§ SET PROBLEM A
Name every person mentioned in the profile of Francis Aggrey Agbotse other than Agbotse himself.

§ EXCERPTED PASSAGE
'''
Member of Parliament for Ho West constituency
- In office 7 January 2005 – 6 January 2009
- President: John Agyekum Kufour
- Succeeded by: Emmanuel Kwasi Bedzrah

Member of parliament for Ho West constituency
- In office 7 January 2001 – 6 January 2005
- President: John Agyekum Kufour

Personal details
- Born: Francis Aggrey Agbotse 10 October 1944 Afram Plain North
- Died: 2 January 2021 (aged 76)
- Resting place: Kpedze, Volta Region
- Party: National Democratic Congress
- Occupation: Politician
- Profession: Lawyer

= Francis Aggrey Agbotse =

Ghanaian politician

Francis Aggrey Agbotse is a Ghanaian politician and a member of the National Democratic Congress. He was the Member of Parliament in the Volta Region for the Ho-West constituency in the fourth parliament of the fourth Republic of Ghana.

== Early life and education ==
He attained a bachelor's degree and an academic major in sociology.

== Career ==
Agbotse is a Ghanaian lawyer.

== Political career ==
Agboste is a member of National Democratic Congress. Agbotse catalogued some of his achievements as improving on basic school infrastructure in the area, including the provision of library books which was worth 60 million cedis each to seven Senior Secondary Schools and the Amedzofe Teacher Training from his MPs Common Fund and other sources.

He then further listed other projects as the provision of electricity to most communities in the Volta Region and the provision of boreholes to 75 Guinea worm endemic communities at a cost of 326,000 dollars with support from Rotary International and some road projects.

During the 1996 Ghanaian General Elections, He polled 34,581 votes out of the 36,156 valid votes cast representing 95.60% over Victoria Yaa Boahene of the Convention People's Party who polled 1,284 votes representing 3.55% and Seth Kofi Bonso of the People's National Congress who polled 291 votes representing 0.80%.
'''
Annotated region listings:
'''
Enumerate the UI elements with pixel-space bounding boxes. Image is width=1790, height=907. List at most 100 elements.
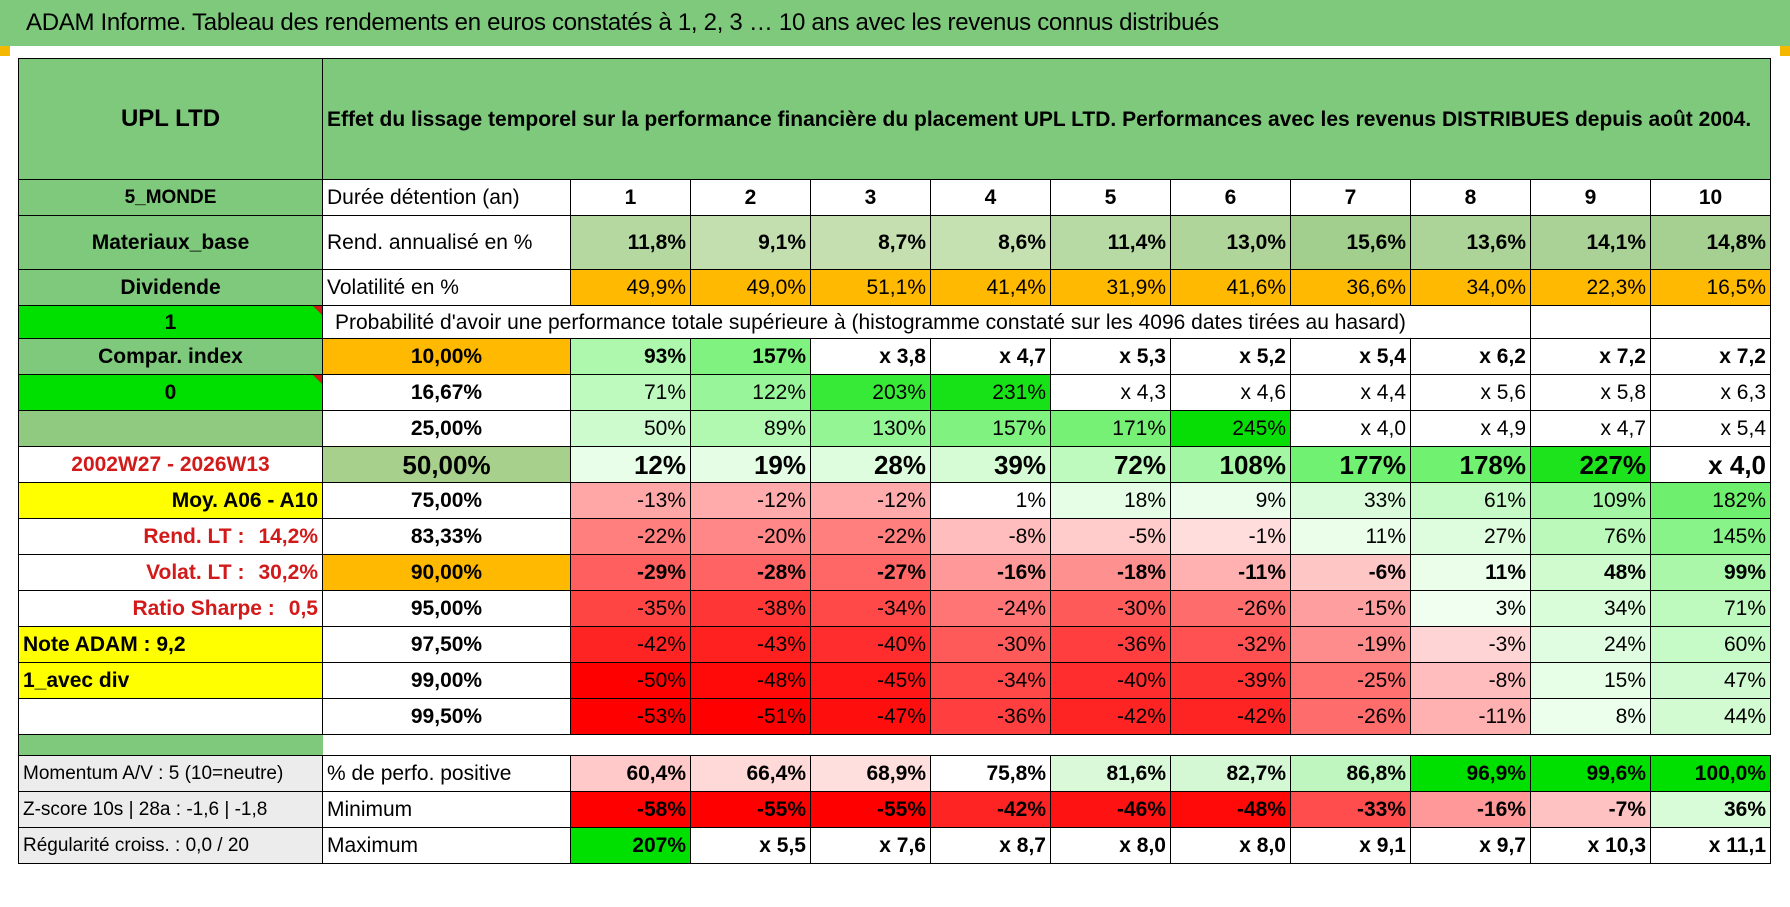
percentile-value-cell: 227%: [1530, 446, 1651, 483]
percentile-value-cell: 177%: [1290, 446, 1411, 483]
percentile-value-cell: x 5,6: [1410, 374, 1531, 411]
percentile-value-cell: 1%: [930, 482, 1051, 519]
percentile-value-cell: 182%: [1650, 482, 1771, 519]
percentile-value-cell: x 4,9: [1410, 410, 1531, 447]
percentile-value-cell: -15%: [1290, 590, 1411, 627]
header-title: Effet du lissage temporel sur la perform…: [322, 58, 1771, 180]
annualized-return-cell: 13,6%: [1410, 215, 1531, 270]
percentile-label: 90,00%: [322, 554, 571, 591]
percentile-value-cell: -26%: [1170, 590, 1291, 627]
percentile-value-cell: -5%: [1050, 518, 1171, 555]
year-header: 1: [570, 179, 691, 216]
percentile-value-cell: x 4,7: [1530, 410, 1651, 447]
percentile-value-cell: 178%: [1410, 446, 1531, 483]
percentile-value-cell: x 5,8: [1530, 374, 1651, 411]
percentile-value-cell: -1%: [1170, 518, 1291, 555]
percentile-value-cell: 76%: [1530, 518, 1651, 555]
percentile-value-cell: x 4,6: [1170, 374, 1291, 411]
percentile-value-cell: 8%: [1530, 698, 1651, 735]
percentile-value-cell: -12%: [690, 482, 811, 519]
minimum-cell: -55%: [690, 791, 811, 828]
percentile-value-cell: -20%: [690, 518, 811, 555]
year-header: 3: [810, 179, 931, 216]
percentile-value-cell: -30%: [1050, 590, 1171, 627]
empty-cell: [1650, 305, 1771, 339]
percentile-value-cell: 12%: [570, 446, 691, 483]
percentile-value-cell: -8%: [930, 518, 1051, 555]
percentile-value-cell: -29%: [570, 554, 691, 591]
input-cell-2[interactable]: 0: [18, 374, 323, 411]
percentile-value-cell: -40%: [810, 626, 931, 663]
separator-cell: [18, 734, 323, 756]
percentile-value-cell: x 3,8: [810, 338, 931, 375]
percentile-value-cell: 50%: [570, 410, 691, 447]
annualized-return-cell: 11,8%: [570, 215, 691, 270]
year-header: 5: [1050, 179, 1171, 216]
percentile-label: 99,00%: [322, 662, 571, 699]
percentile-value-cell: 48%: [1530, 554, 1651, 591]
percentile-value-cell: x 5,2: [1170, 338, 1291, 375]
long-term-return-value: 14,2%: [258, 525, 318, 548]
volatility-cell: 34,0%: [1410, 269, 1531, 306]
percentile-value-cell: 18%: [1050, 482, 1171, 519]
percentile-value-cell: -18%: [1050, 554, 1171, 591]
sector-label: Materiaux_base: [18, 215, 323, 270]
input-cell-1[interactable]: 1: [18, 305, 323, 339]
maximum-cell: x 9,7: [1410, 827, 1531, 864]
percentile-value-cell: 24%: [1530, 626, 1651, 663]
minimum-cell: -48%: [1170, 791, 1291, 828]
comment-marker-icon: [313, 306, 322, 315]
percentile-value-cell: -8%: [1410, 662, 1531, 699]
percentile-value-cell: 108%: [1170, 446, 1291, 483]
percentile-value-cell: -36%: [1050, 626, 1171, 663]
minimum-cell: -42%: [930, 791, 1051, 828]
percentile-value-cell: -11%: [1410, 698, 1531, 735]
year-header: 8: [1410, 179, 1531, 216]
percentile-value-cell: -26%: [1290, 698, 1411, 735]
annualized-return-cell: 14,8%: [1650, 215, 1771, 270]
minimum-cell: -55%: [810, 791, 931, 828]
empty-label: [18, 698, 323, 735]
percentile-value-cell: x 4,0: [1290, 410, 1411, 447]
type-label: Dividende: [18, 269, 323, 306]
percentile-value-cell: -51%: [690, 698, 811, 735]
percentile-value-cell: 33%: [1290, 482, 1411, 519]
percentile-label: 99,50%: [322, 698, 571, 735]
positive-perf-cell: 81,6%: [1050, 755, 1171, 792]
percentile-value-cell: x 5,4: [1290, 338, 1411, 375]
percentile-value-cell: x 4,4: [1290, 374, 1411, 411]
percentile-value-cell: x 5,3: [1050, 338, 1171, 375]
percentile-value-cell: 130%: [810, 410, 931, 447]
percentile-value-cell: -27%: [810, 554, 931, 591]
percentile-value-cell: -24%: [930, 590, 1051, 627]
percentile-value-cell: -43%: [690, 626, 811, 663]
percentile-value-cell: 157%: [930, 410, 1051, 447]
minimum-label: Minimum: [322, 791, 571, 828]
percentile-value-cell: 89%: [690, 410, 811, 447]
percentile-value-cell: x 4,3: [1050, 374, 1171, 411]
minimum-cell: -46%: [1050, 791, 1171, 828]
positive-perf-cell: 68,9%: [810, 755, 931, 792]
long-term-return: Rend. LT : 14,2%: [18, 518, 323, 555]
maximum-label: Maximum: [322, 827, 571, 864]
volatility-cell: 41,4%: [930, 269, 1051, 306]
percentile-label: 16,67%: [322, 374, 571, 411]
percentile-value-cell: 15%: [1530, 662, 1651, 699]
annualized-return-cell: 8,6%: [930, 215, 1051, 270]
year-header: 10: [1650, 179, 1771, 216]
percentile-value-cell: 27%: [1410, 518, 1531, 555]
percentile-value-cell: x 7,2: [1650, 338, 1771, 375]
adam-note: Note ADAM : 9,2: [18, 626, 323, 663]
regularity-label: Régularité croiss. : 0,0 / 20: [18, 827, 323, 864]
percentile-value-cell: x 6,2: [1410, 338, 1531, 375]
positive-perf-cell: 75,8%: [930, 755, 1051, 792]
percentile-label: 75,00%: [322, 482, 571, 519]
long-term-volatility: Volat. LT : 30,2%: [18, 554, 323, 591]
percentile-value-cell: -35%: [570, 590, 691, 627]
percentile-value-cell: -50%: [570, 662, 691, 699]
report-title-banner: ADAM Informe. Tableau des rendements en …: [0, 0, 1790, 46]
year-header: 6: [1170, 179, 1291, 216]
zone-label: 5_MONDE: [18, 179, 323, 216]
percentile-value-cell: -13%: [570, 482, 691, 519]
percentile-value-cell: -34%: [930, 662, 1051, 699]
'''
§ SET PROBLEM B
Pull out each line of the records that contains the string "term". Case counts.

§ WRITTEN ANSWER A
John Agyekum Kufour, Emmanuel Kwasi Bedzrah, Victoria Yaa Boahene, Seth Kofi Bonso

§ WRITTEN ANSWER B
long-term-return-value: 14,2%: [258, 525, 318, 548]
long-term-return: Rend. LT : 14,2%: [18, 518, 323, 555]
long-term-volatility: Volat. LT : 30,2%: [18, 554, 323, 591]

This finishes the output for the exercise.